··· DATA EXCERPTS ···
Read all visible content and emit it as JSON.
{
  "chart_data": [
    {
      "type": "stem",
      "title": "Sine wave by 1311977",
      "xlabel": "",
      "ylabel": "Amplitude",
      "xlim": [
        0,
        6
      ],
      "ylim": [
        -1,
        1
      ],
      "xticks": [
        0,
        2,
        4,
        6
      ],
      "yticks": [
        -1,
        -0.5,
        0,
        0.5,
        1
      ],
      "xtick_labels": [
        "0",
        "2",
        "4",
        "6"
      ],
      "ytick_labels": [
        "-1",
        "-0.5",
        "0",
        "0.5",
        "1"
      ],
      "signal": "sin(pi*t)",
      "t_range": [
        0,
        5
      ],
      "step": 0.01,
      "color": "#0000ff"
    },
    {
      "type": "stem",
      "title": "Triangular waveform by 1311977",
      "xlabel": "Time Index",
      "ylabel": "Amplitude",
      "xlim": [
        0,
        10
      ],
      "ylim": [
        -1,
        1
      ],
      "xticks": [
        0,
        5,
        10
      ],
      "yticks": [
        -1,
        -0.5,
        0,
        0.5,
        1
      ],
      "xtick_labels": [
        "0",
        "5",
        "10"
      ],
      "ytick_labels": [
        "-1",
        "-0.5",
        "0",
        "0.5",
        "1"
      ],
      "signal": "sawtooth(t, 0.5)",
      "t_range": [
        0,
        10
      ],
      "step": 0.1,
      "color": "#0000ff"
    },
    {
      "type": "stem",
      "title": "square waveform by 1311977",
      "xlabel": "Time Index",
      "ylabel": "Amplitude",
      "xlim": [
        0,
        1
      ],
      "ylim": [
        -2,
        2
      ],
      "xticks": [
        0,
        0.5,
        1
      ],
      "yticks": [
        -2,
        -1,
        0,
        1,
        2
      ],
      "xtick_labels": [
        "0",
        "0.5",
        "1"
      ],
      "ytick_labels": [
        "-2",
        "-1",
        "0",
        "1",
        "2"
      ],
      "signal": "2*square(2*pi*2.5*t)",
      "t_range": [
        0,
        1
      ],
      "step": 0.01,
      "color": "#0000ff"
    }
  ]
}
···
WHAT YOU WILL DO: Your answer should be one number: how many lines of the listing include the word "waveform".

PROBLEM SOLUTION: 2